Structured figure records
>> BEGIN

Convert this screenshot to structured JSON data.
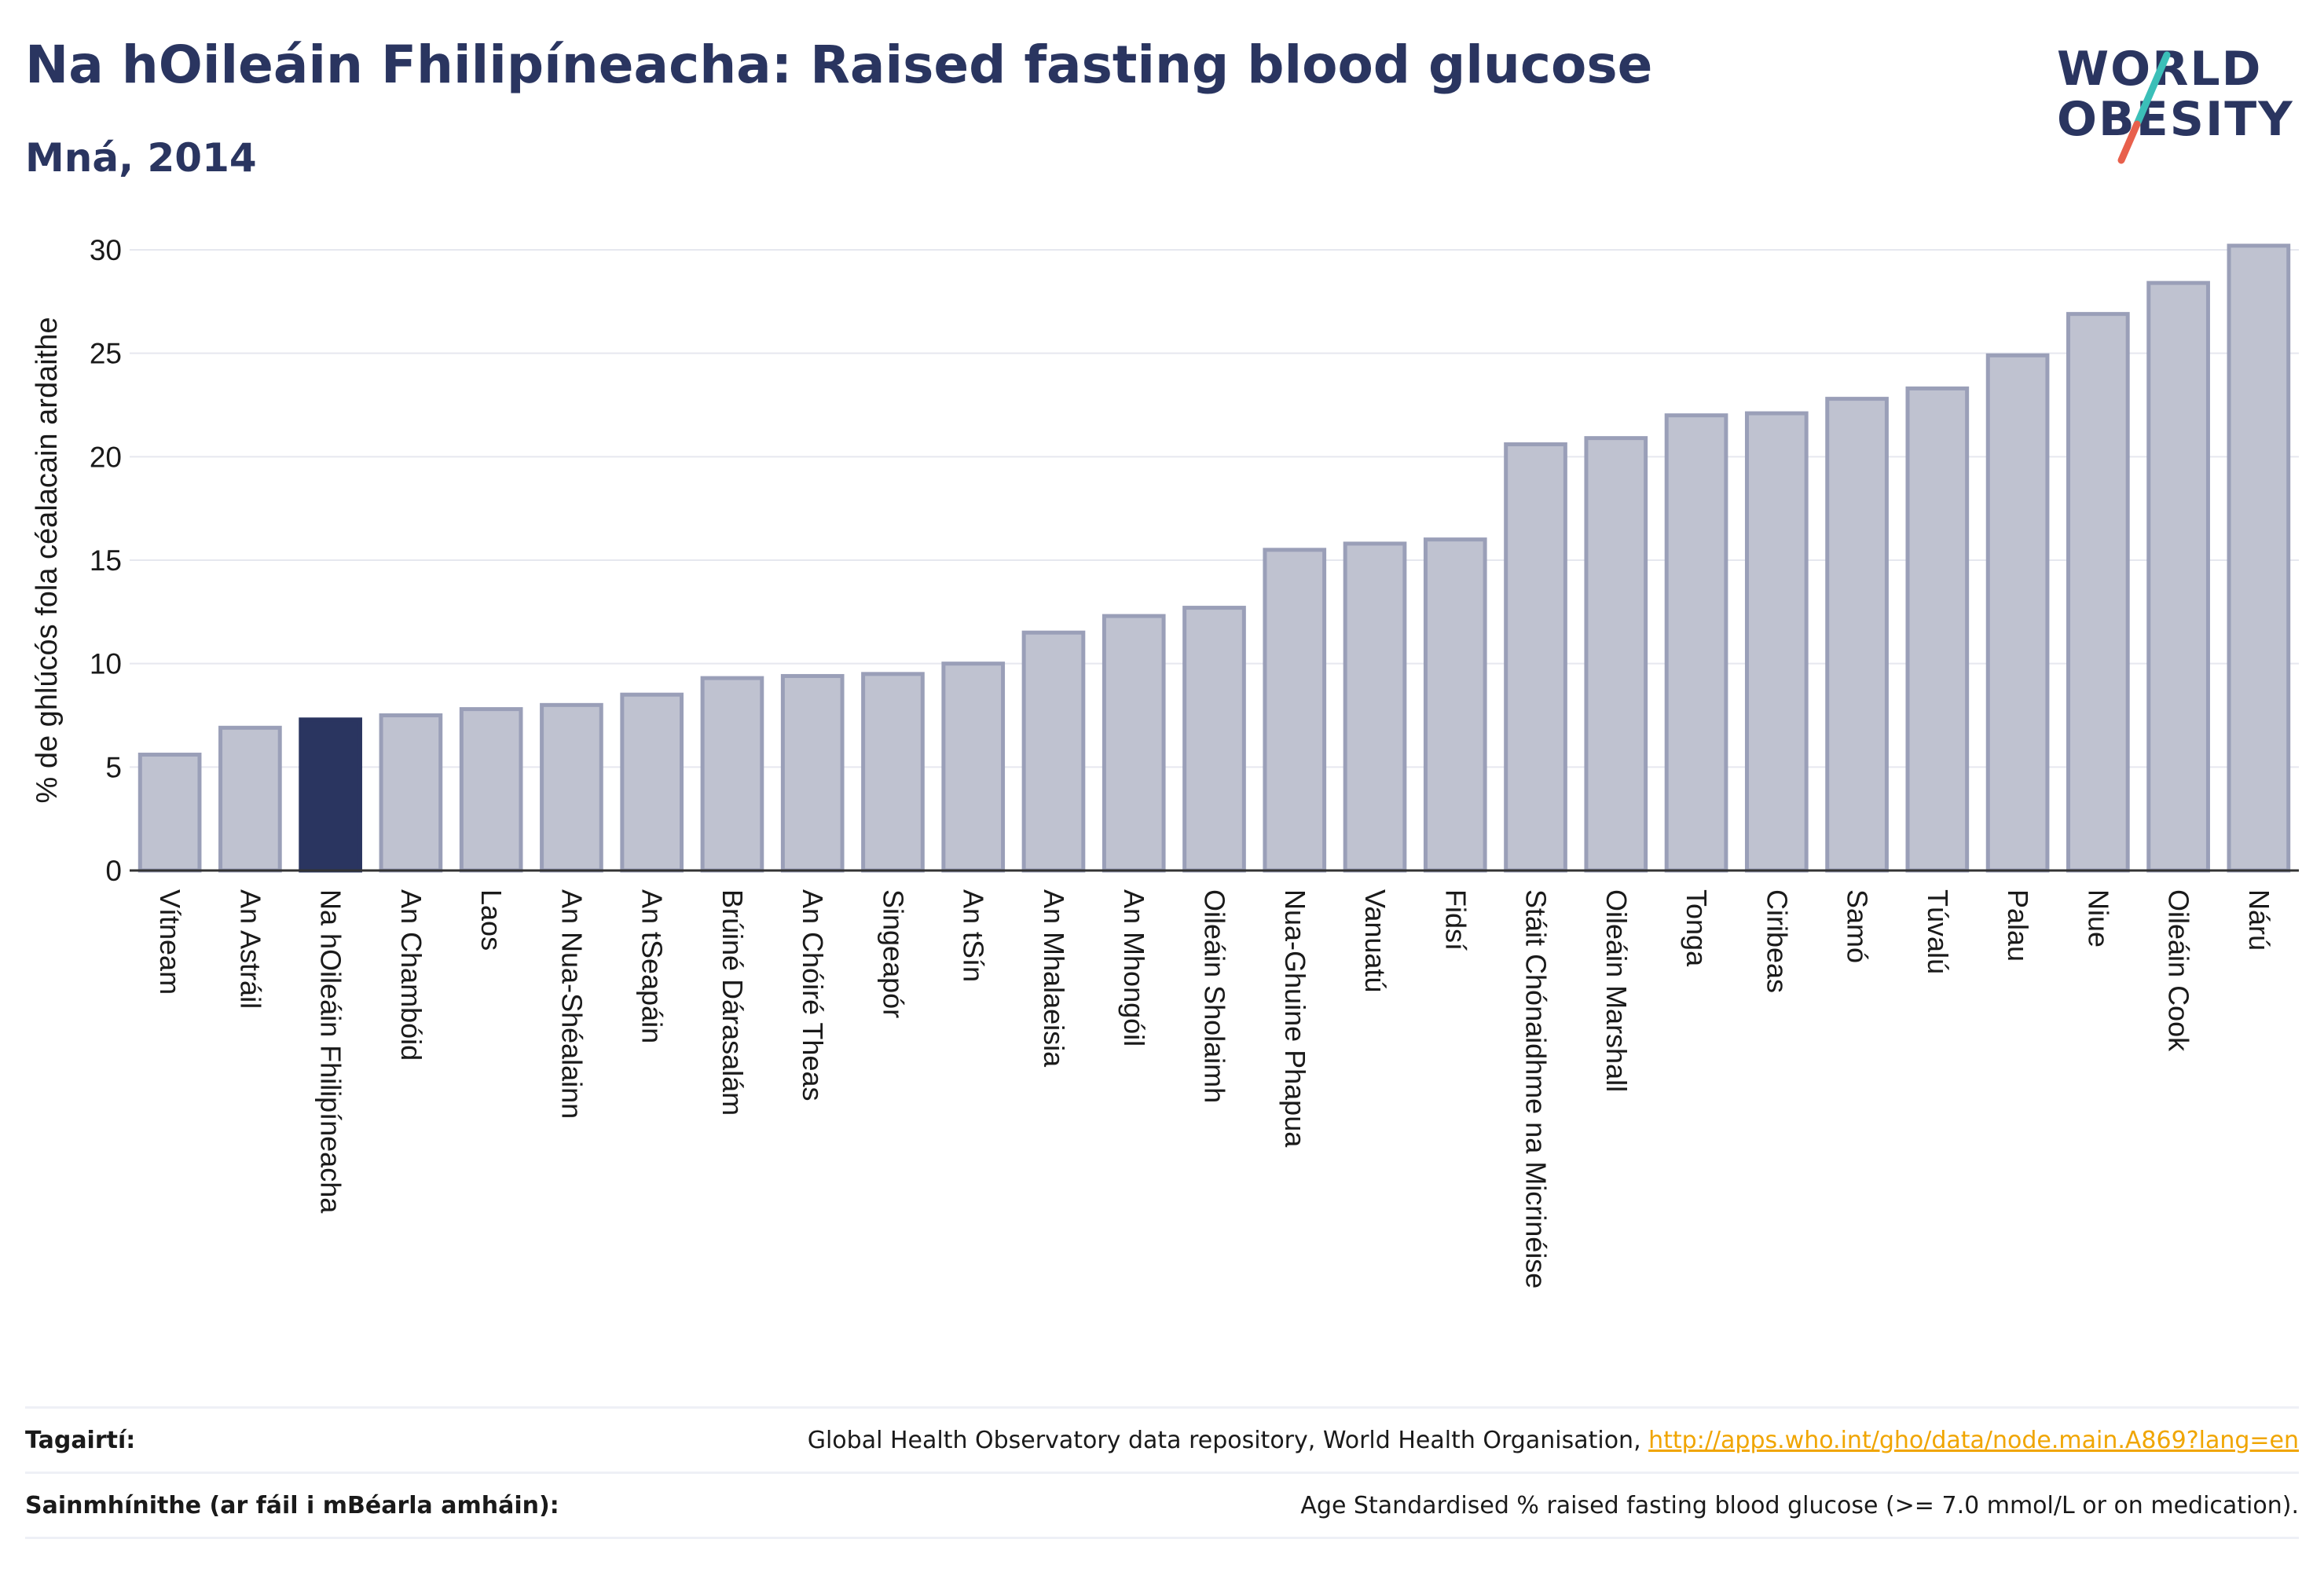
{
  "header": {
    "title": "Na hOileáin Fhilipíneacha: Raised fasting blood glucose",
    "subtitle": "Mná, 2014"
  },
  "logo": {
    "line1": "WORLD",
    "line2": "OBESITY"
  },
  "colors": {
    "highlight": "#2a3560",
    "bar_fill": "#bfc2d0",
    "bar_stroke": "#9a9fb8",
    "grid": "#e6e8ef",
    "logo_slash_teal": "#3bbfb8",
    "logo_slash_red": "#e8604c",
    "link": "#f0a500"
  },
  "chart_data": {
    "type": "bar",
    "ylabel": "% de ghlúcós fola céalacain ardaithe",
    "ylim": [
      0,
      30
    ],
    "yticks": [
      0,
      5,
      10,
      15,
      20,
      25,
      30
    ],
    "grid": true,
    "highlight_category": "Na hOileáin Fhilipíneacha",
    "categories": [
      "Vítneam",
      "An Astráil",
      "Na hOileáin Fhilipíneacha",
      "An Chambóid",
      "Laos",
      "An Nua-Shéalainn",
      "An tSeapáin",
      "Brúiné Dárasalám",
      "An Chóiré Theas",
      "Singeapór",
      "An tSín",
      "An Mhalaeisia",
      "An Mhongóil",
      "Oileáin Sholaimh",
      "Nua-Ghuine Phapua",
      "Vanuatú",
      "Fidsí",
      "Stáit Chónaidhme na Micrinéise",
      "Oileáin Marshall",
      "Tonga",
      "Ciribeas",
      "Samó",
      "Túvalú",
      "Palau",
      "Niue",
      "Oileáin Cook",
      "Nárú"
    ],
    "values": [
      5.6,
      6.9,
      7.3,
      7.5,
      7.8,
      8.0,
      8.5,
      9.3,
      9.4,
      9.5,
      10.0,
      11.5,
      12.3,
      12.7,
      15.5,
      15.8,
      16.0,
      20.6,
      20.9,
      22.0,
      22.1,
      22.8,
      23.3,
      24.9,
      26.9,
      28.4,
      30.2
    ]
  },
  "footer": {
    "references_label": "Tagairtí:",
    "references_text": "Global Health Observatory data repository, World Health Organisation, ",
    "references_link": "http://apps.who.int/gho/data/node.main.A869?lang=en",
    "definitions_label": "Sainmhínithe (ar fáil i mBéarla amháin):",
    "definitions_text": "Age Standardised % raised fasting blood glucose (>= 7.0 mmol/L or on medication)."
  }
}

>> END

## YOUR INSTRUCTIONS
Collect every line above that contains the word "blood".

## FINISHED TASK
    "title": "Na hOileáin Fhilipíneacha: Raised fasting blood glucose",
    "definitions_text": "Age Standardised % raised fasting blood glucose (>= 7.0 mmol/L or on medication)."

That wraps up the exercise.